The records below must be written out exactly, with every picture left behind.

-*-

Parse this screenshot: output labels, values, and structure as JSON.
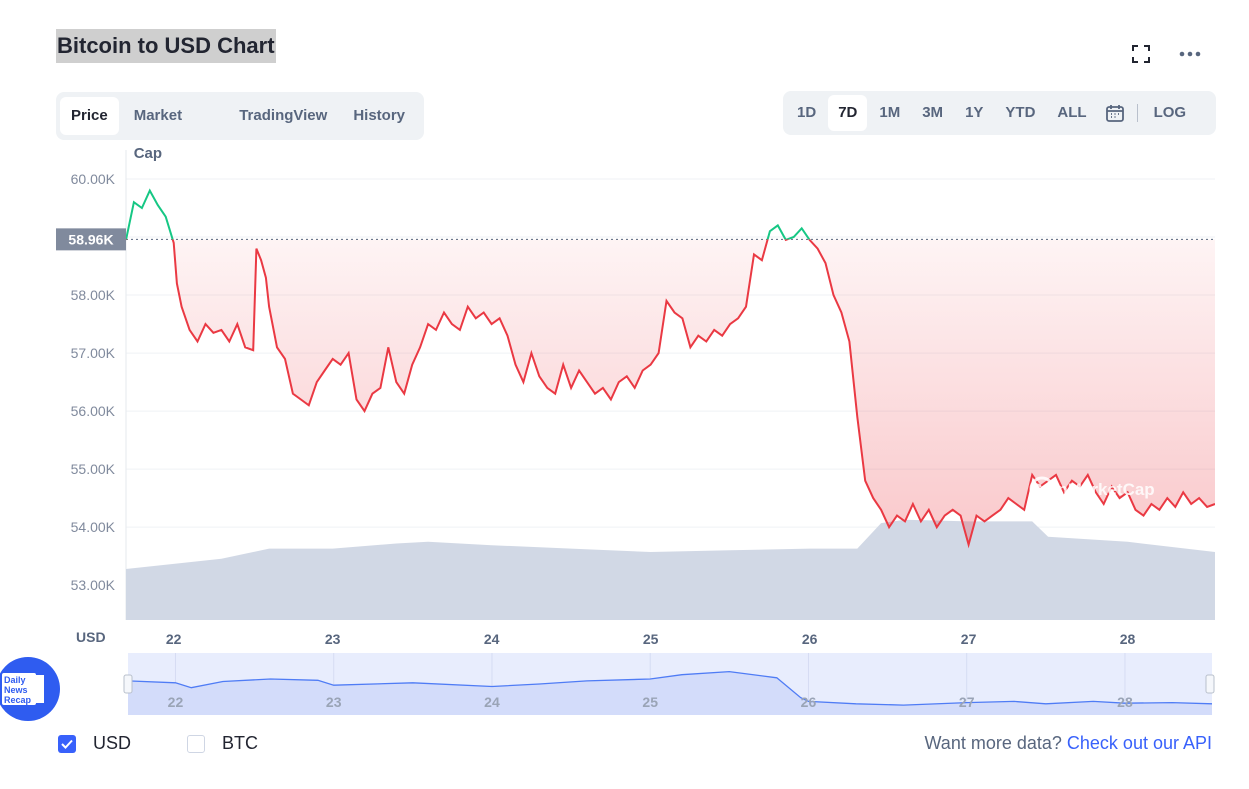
{
  "header": {
    "title": "Bitcoin to USD Chart"
  },
  "tabs": [
    {
      "label": "Price",
      "active": true
    },
    {
      "label": "Market Cap",
      "active": false
    },
    {
      "label": "TradingView",
      "active": false
    },
    {
      "label": "History",
      "active": false
    }
  ],
  "ranges": [
    {
      "label": "1D",
      "active": false
    },
    {
      "label": "7D",
      "active": true
    },
    {
      "label": "1M",
      "active": false
    },
    {
      "label": "3M",
      "active": false
    },
    {
      "label": "1Y",
      "active": false
    },
    {
      "label": "YTD",
      "active": false
    },
    {
      "label": "ALL",
      "active": false
    }
  ],
  "log_label": "LOG",
  "legend": {
    "usd": "USD",
    "btc": "BTC",
    "usd_checked": true,
    "btc_checked": false
  },
  "api": {
    "prefix": "Want more data?",
    "link": "Check out our API"
  },
  "badge": {
    "line1": "Daily",
    "line2": "News",
    "line3": "Recap"
  },
  "watermark": "CoinMarketCap",
  "colors": {
    "up": "#16c784",
    "down": "#ea3943",
    "accent": "#3861fb",
    "volume": "#cfd6e4"
  },
  "chart_data": {
    "type": "line",
    "title": "Bitcoin to USD Chart",
    "ylabel": "USD",
    "ylim": [
      52400,
      60500
    ],
    "yticks": [
      "60.00K",
      "59.00K",
      "58.00K",
      "57.00K",
      "56.00K",
      "55.00K",
      "54.00K",
      "53.00K"
    ],
    "ytick_values": [
      60000,
      59000,
      58000,
      57000,
      56000,
      55000,
      54000,
      53000
    ],
    "xticks": [
      "22",
      "23",
      "24",
      "25",
      "26",
      "27",
      "28"
    ],
    "xtick_days": [
      22,
      23,
      24,
      25,
      26,
      27,
      28
    ],
    "xlim": [
      21.7,
      28.55
    ],
    "reference_label": "58.96K",
    "reference_value": 58960,
    "grid": true,
    "series": [
      {
        "name": "Price",
        "x": [
          21.7,
          21.75,
          21.8,
          21.85,
          21.9,
          21.95,
          22.0,
          22.02,
          22.05,
          22.1,
          22.15,
          22.2,
          22.25,
          22.3,
          22.35,
          22.4,
          22.45,
          22.5,
          22.52,
          22.55,
          22.58,
          22.6,
          22.65,
          22.7,
          22.75,
          22.8,
          22.85,
          22.9,
          22.95,
          23.0,
          23.05,
          23.1,
          23.15,
          23.2,
          23.25,
          23.3,
          23.35,
          23.4,
          23.45,
          23.5,
          23.55,
          23.6,
          23.65,
          23.7,
          23.75,
          23.8,
          23.85,
          23.9,
          23.95,
          24.0,
          24.05,
          24.1,
          24.15,
          24.2,
          24.25,
          24.3,
          24.35,
          24.4,
          24.45,
          24.5,
          24.55,
          24.6,
          24.65,
          24.7,
          24.75,
          24.8,
          24.85,
          24.9,
          24.95,
          25.0,
          25.05,
          25.1,
          25.15,
          25.2,
          25.25,
          25.3,
          25.35,
          25.4,
          25.45,
          25.5,
          25.55,
          25.6,
          25.65,
          25.7,
          25.75,
          25.8,
          25.85,
          25.9,
          25.95,
          26.0,
          26.05,
          26.1,
          26.15,
          26.2,
          26.25,
          26.3,
          26.35,
          26.4,
          26.45,
          26.5,
          26.55,
          26.6,
          26.65,
          26.7,
          26.75,
          26.8,
          26.85,
          26.9,
          26.95,
          27.0,
          27.05,
          27.1,
          27.15,
          27.2,
          27.25,
          27.3,
          27.35,
          27.4,
          27.45,
          27.5,
          27.55,
          27.6,
          27.65,
          27.7,
          27.75,
          27.8,
          27.85,
          27.9,
          27.95,
          28.0,
          28.05,
          28.1,
          28.15,
          28.2,
          28.25,
          28.3,
          28.35,
          28.4,
          28.45,
          28.5,
          28.55
        ],
        "values": [
          58950,
          59600,
          59500,
          59800,
          59550,
          59350,
          58900,
          58200,
          57800,
          57400,
          57200,
          57500,
          57350,
          57400,
          57200,
          57500,
          57100,
          57050,
          58800,
          58600,
          58300,
          57800,
          57100,
          56900,
          56300,
          56200,
          56100,
          56500,
          56700,
          56900,
          56800,
          57000,
          56200,
          56000,
          56300,
          56400,
          57100,
          56500,
          56300,
          56800,
          57100,
          57500,
          57400,
          57700,
          57500,
          57400,
          57800,
          57600,
          57700,
          57500,
          57600,
          57300,
          56800,
          56500,
          57000,
          56600,
          56400,
          56300,
          56800,
          56400,
          56700,
          56500,
          56300,
          56400,
          56200,
          56500,
          56600,
          56400,
          56700,
          56800,
          57000,
          57900,
          57700,
          57600,
          57100,
          57300,
          57200,
          57400,
          57300,
          57500,
          57600,
          57800,
          58700,
          58600,
          59100,
          59200,
          58950,
          59000,
          59150,
          58950,
          58800,
          58550,
          58000,
          57700,
          57200,
          55900,
          54800,
          54500,
          54300,
          54000,
          54200,
          54100,
          54400,
          54100,
          54300,
          54000,
          54200,
          54300,
          54200,
          53700,
          54200,
          54100,
          54200,
          54300,
          54500,
          54400,
          54300,
          54900,
          54700,
          54800,
          54900,
          54600,
          54800,
          54700,
          54900,
          54600,
          54400,
          54700,
          54500,
          54600,
          54300,
          54200,
          54400,
          54300,
          54500,
          54350,
          54600,
          54400,
          54500,
          54350,
          54400
        ]
      },
      {
        "name": "Volume",
        "x": [
          21.7,
          22.0,
          22.3,
          22.6,
          23.0,
          23.4,
          23.6,
          24.0,
          24.5,
          25.0,
          25.5,
          26.0,
          26.3,
          26.45,
          26.6,
          27.0,
          27.4,
          27.5,
          28.0,
          28.55
        ],
        "values": [
          30,
          33,
          36,
          42,
          42,
          45,
          46,
          44,
          42,
          40,
          41,
          42,
          42,
          57,
          59,
          58,
          58,
          49,
          46,
          40
        ]
      },
      {
        "name": "Navigator",
        "x": [
          21.7,
          22.0,
          22.1,
          22.3,
          22.6,
          22.9,
          23.0,
          23.5,
          24.0,
          24.3,
          24.6,
          25.0,
          25.2,
          25.5,
          25.8,
          25.95,
          26.0,
          26.3,
          26.6,
          27.0,
          27.3,
          27.5,
          27.8,
          28.0,
          28.3,
          28.55
        ],
        "values": [
          55,
          52,
          44,
          54,
          58,
          56,
          48,
          52,
          46,
          50,
          55,
          58,
          65,
          70,
          60,
          28,
          22,
          18,
          16,
          20,
          22,
          18,
          22,
          19,
          20,
          18
        ]
      }
    ]
  }
}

-*-

▸ Answer in full:
Parse this screenshot: output labels, values, and structure as JSON.
{
  "header": {
    "title": "Bitcoin to USD Chart"
  },
  "tabs": [
    {
      "label": "Price",
      "active": true
    },
    {
      "label": "Market Cap",
      "active": false
    },
    {
      "label": "TradingView",
      "active": false
    },
    {
      "label": "History",
      "active": false
    }
  ],
  "ranges": [
    {
      "label": "1D",
      "active": false
    },
    {
      "label": "7D",
      "active": true
    },
    {
      "label": "1M",
      "active": false
    },
    {
      "label": "3M",
      "active": false
    },
    {
      "label": "1Y",
      "active": false
    },
    {
      "label": "YTD",
      "active": false
    },
    {
      "label": "ALL",
      "active": false
    }
  ],
  "log_label": "LOG",
  "legend": {
    "usd": "USD",
    "btc": "BTC",
    "usd_checked": true,
    "btc_checked": false
  },
  "api": {
    "prefix": "Want more data?",
    "link": "Check out our API"
  },
  "badge": {
    "line1": "Daily",
    "line2": "News",
    "line3": "Recap"
  },
  "watermark": "CoinMarketCap",
  "colors": {
    "up": "#16c784",
    "down": "#ea3943",
    "accent": "#3861fb",
    "volume": "#cfd6e4"
  },
  "chart_data": {
    "type": "line",
    "title": "Bitcoin to USD Chart",
    "ylabel": "USD",
    "ylim": [
      52400,
      60500
    ],
    "yticks": [
      "60.00K",
      "59.00K",
      "58.00K",
      "57.00K",
      "56.00K",
      "55.00K",
      "54.00K",
      "53.00K"
    ],
    "ytick_values": [
      60000,
      59000,
      58000,
      57000,
      56000,
      55000,
      54000,
      53000
    ],
    "xticks": [
      "22",
      "23",
      "24",
      "25",
      "26",
      "27",
      "28"
    ],
    "xtick_days": [
      22,
      23,
      24,
      25,
      26,
      27,
      28
    ],
    "xlim": [
      21.7,
      28.55
    ],
    "reference_label": "58.96K",
    "reference_value": 58960,
    "grid": true,
    "series": [
      {
        "name": "Price",
        "x": [
          21.7,
          21.75,
          21.8,
          21.85,
          21.9,
          21.95,
          22.0,
          22.02,
          22.05,
          22.1,
          22.15,
          22.2,
          22.25,
          22.3,
          22.35,
          22.4,
          22.45,
          22.5,
          22.52,
          22.55,
          22.58,
          22.6,
          22.65,
          22.7,
          22.75,
          22.8,
          22.85,
          22.9,
          22.95,
          23.0,
          23.05,
          23.1,
          23.15,
          23.2,
          23.25,
          23.3,
          23.35,
          23.4,
          23.45,
          23.5,
          23.55,
          23.6,
          23.65,
          23.7,
          23.75,
          23.8,
          23.85,
          23.9,
          23.95,
          24.0,
          24.05,
          24.1,
          24.15,
          24.2,
          24.25,
          24.3,
          24.35,
          24.4,
          24.45,
          24.5,
          24.55,
          24.6,
          24.65,
          24.7,
          24.75,
          24.8,
          24.85,
          24.9,
          24.95,
          25.0,
          25.05,
          25.1,
          25.15,
          25.2,
          25.25,
          25.3,
          25.35,
          25.4,
          25.45,
          25.5,
          25.55,
          25.6,
          25.65,
          25.7,
          25.75,
          25.8,
          25.85,
          25.9,
          25.95,
          26.0,
          26.05,
          26.1,
          26.15,
          26.2,
          26.25,
          26.3,
          26.35,
          26.4,
          26.45,
          26.5,
          26.55,
          26.6,
          26.65,
          26.7,
          26.75,
          26.8,
          26.85,
          26.9,
          26.95,
          27.0,
          27.05,
          27.1,
          27.15,
          27.2,
          27.25,
          27.3,
          27.35,
          27.4,
          27.45,
          27.5,
          27.55,
          27.6,
          27.65,
          27.7,
          27.75,
          27.8,
          27.85,
          27.9,
          27.95,
          28.0,
          28.05,
          28.1,
          28.15,
          28.2,
          28.25,
          28.3,
          28.35,
          28.4,
          28.45,
          28.5,
          28.55
        ],
        "values": [
          58950,
          59600,
          59500,
          59800,
          59550,
          59350,
          58900,
          58200,
          57800,
          57400,
          57200,
          57500,
          57350,
          57400,
          57200,
          57500,
          57100,
          57050,
          58800,
          58600,
          58300,
          57800,
          57100,
          56900,
          56300,
          56200,
          56100,
          56500,
          56700,
          56900,
          56800,
          57000,
          56200,
          56000,
          56300,
          56400,
          57100,
          56500,
          56300,
          56800,
          57100,
          57500,
          57400,
          57700,
          57500,
          57400,
          57800,
          57600,
          57700,
          57500,
          57600,
          57300,
          56800,
          56500,
          57000,
          56600,
          56400,
          56300,
          56800,
          56400,
          56700,
          56500,
          56300,
          56400,
          56200,
          56500,
          56600,
          56400,
          56700,
          56800,
          57000,
          57900,
          57700,
          57600,
          57100,
          57300,
          57200,
          57400,
          57300,
          57500,
          57600,
          57800,
          58700,
          58600,
          59100,
          59200,
          58950,
          59000,
          59150,
          58950,
          58800,
          58550,
          58000,
          57700,
          57200,
          55900,
          54800,
          54500,
          54300,
          54000,
          54200,
          54100,
          54400,
          54100,
          54300,
          54000,
          54200,
          54300,
          54200,
          53700,
          54200,
          54100,
          54200,
          54300,
          54500,
          54400,
          54300,
          54900,
          54700,
          54800,
          54900,
          54600,
          54800,
          54700,
          54900,
          54600,
          54400,
          54700,
          54500,
          54600,
          54300,
          54200,
          54400,
          54300,
          54500,
          54350,
          54600,
          54400,
          54500,
          54350,
          54400
        ]
      },
      {
        "name": "Volume",
        "x": [
          21.7,
          22.0,
          22.3,
          22.6,
          23.0,
          23.4,
          23.6,
          24.0,
          24.5,
          25.0,
          25.5,
          26.0,
          26.3,
          26.45,
          26.6,
          27.0,
          27.4,
          27.5,
          28.0,
          28.55
        ],
        "values": [
          30,
          33,
          36,
          42,
          42,
          45,
          46,
          44,
          42,
          40,
          41,
          42,
          42,
          57,
          59,
          58,
          58,
          49,
          46,
          40
        ]
      },
      {
        "name": "Navigator",
        "x": [
          21.7,
          22.0,
          22.1,
          22.3,
          22.6,
          22.9,
          23.0,
          23.5,
          24.0,
          24.3,
          24.6,
          25.0,
          25.2,
          25.5,
          25.8,
          25.95,
          26.0,
          26.3,
          26.6,
          27.0,
          27.3,
          27.5,
          27.8,
          28.0,
          28.3,
          28.55
        ],
        "values": [
          55,
          52,
          44,
          54,
          58,
          56,
          48,
          52,
          46,
          50,
          55,
          58,
          65,
          70,
          60,
          28,
          22,
          18,
          16,
          20,
          22,
          18,
          22,
          19,
          20,
          18
        ]
      }
    ]
  }
}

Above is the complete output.